**PROVIDED ENTRIES:**
————————
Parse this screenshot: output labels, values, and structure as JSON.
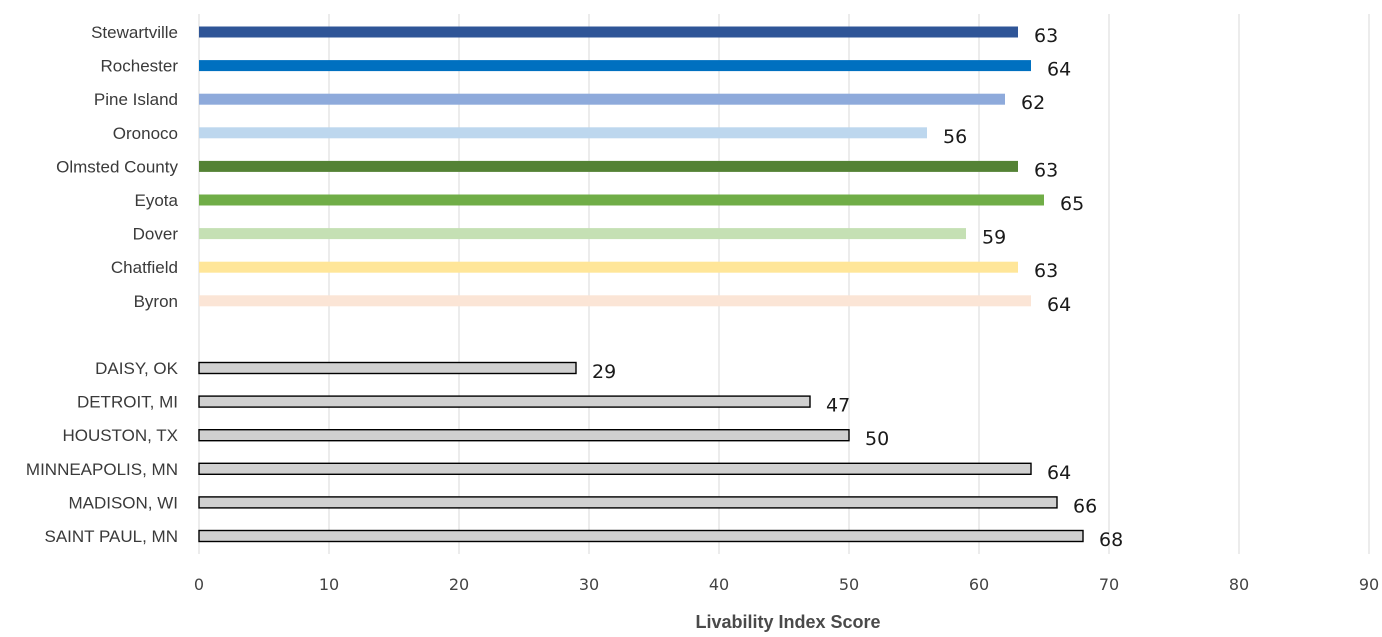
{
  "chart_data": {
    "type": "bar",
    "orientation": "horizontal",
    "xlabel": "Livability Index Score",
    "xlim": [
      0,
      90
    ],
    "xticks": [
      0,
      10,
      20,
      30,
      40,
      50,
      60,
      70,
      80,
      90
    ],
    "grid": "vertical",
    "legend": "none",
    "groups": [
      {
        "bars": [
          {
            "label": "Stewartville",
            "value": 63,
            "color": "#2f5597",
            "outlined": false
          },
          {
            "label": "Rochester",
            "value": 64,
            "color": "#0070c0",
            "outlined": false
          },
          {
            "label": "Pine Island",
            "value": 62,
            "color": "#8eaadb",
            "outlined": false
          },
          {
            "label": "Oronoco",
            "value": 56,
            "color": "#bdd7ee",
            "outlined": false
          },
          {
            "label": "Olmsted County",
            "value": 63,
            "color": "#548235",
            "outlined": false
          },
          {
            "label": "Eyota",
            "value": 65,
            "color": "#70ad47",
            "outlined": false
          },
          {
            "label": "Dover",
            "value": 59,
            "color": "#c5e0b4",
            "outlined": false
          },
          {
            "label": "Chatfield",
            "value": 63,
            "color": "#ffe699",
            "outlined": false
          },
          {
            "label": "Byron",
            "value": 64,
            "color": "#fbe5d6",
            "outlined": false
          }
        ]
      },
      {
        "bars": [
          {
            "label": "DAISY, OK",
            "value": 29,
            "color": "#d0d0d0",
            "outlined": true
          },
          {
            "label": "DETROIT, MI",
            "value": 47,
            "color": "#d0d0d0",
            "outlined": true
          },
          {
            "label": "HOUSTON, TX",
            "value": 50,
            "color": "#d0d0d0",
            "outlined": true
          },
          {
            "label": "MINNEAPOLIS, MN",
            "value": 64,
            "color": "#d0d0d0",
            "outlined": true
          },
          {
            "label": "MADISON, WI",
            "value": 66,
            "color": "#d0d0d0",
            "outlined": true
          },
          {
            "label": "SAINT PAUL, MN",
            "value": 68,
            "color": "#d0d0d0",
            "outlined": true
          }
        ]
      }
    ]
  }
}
————————
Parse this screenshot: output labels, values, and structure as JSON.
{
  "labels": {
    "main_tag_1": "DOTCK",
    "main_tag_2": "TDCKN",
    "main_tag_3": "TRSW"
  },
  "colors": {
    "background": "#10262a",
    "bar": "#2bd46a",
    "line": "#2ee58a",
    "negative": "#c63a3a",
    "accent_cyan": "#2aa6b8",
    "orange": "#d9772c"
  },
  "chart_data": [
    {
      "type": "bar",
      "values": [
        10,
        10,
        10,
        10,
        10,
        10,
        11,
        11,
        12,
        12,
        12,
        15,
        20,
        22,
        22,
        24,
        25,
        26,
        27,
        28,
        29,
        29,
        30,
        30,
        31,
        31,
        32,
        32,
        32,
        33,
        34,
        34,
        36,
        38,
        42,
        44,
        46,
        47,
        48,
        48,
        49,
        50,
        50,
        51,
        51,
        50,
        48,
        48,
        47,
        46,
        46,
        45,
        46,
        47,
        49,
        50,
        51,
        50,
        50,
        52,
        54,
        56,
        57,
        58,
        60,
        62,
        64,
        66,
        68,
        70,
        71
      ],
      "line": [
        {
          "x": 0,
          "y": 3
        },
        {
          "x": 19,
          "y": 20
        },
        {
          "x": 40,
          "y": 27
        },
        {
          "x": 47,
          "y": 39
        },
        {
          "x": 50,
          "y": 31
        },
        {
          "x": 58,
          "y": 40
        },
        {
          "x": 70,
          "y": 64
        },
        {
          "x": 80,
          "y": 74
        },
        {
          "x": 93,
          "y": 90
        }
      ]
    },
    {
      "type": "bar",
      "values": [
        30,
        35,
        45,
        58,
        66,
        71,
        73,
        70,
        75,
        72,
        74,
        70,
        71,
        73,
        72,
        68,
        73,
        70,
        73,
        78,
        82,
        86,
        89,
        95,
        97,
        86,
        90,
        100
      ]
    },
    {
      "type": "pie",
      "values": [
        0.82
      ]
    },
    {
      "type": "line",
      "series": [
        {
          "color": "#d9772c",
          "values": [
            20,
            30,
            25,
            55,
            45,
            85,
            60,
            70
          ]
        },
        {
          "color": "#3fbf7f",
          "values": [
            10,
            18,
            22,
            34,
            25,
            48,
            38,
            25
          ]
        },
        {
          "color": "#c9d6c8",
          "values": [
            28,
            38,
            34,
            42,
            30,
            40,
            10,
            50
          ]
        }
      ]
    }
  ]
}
————————
**WHAT TO WORK ON:**
Return only those lines of the records that contain the string "type".

**EXERCISE RESULT:**
    "type": "bar",
      "type": "bar",
      "type": "bar",
      "type": "pie",
      "type": "line",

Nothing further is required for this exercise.